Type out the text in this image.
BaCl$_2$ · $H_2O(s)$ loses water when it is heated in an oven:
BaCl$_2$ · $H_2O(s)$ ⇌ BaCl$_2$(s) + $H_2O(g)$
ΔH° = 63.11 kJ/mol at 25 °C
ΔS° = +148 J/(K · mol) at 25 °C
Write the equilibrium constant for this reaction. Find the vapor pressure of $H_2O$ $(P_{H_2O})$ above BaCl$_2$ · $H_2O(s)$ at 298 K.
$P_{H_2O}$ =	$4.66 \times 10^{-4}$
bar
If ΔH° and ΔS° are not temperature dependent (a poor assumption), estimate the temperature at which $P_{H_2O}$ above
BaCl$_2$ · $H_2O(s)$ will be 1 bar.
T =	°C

•••

◆ Task prompt
Gather every line containing the word "above" and copy it.

◆ Exercise result
Write the equilibrium constant for this reaction. Find the vapor pressure of $H_2O$ $(P_{H_2O})$ above BaCl$_2$ · $H_2O(s)$ at 298 K.
If ΔH° and ΔS° are not temperature dependent (a poor assumption), estimate the temperature at which $P_{H_2O}$ above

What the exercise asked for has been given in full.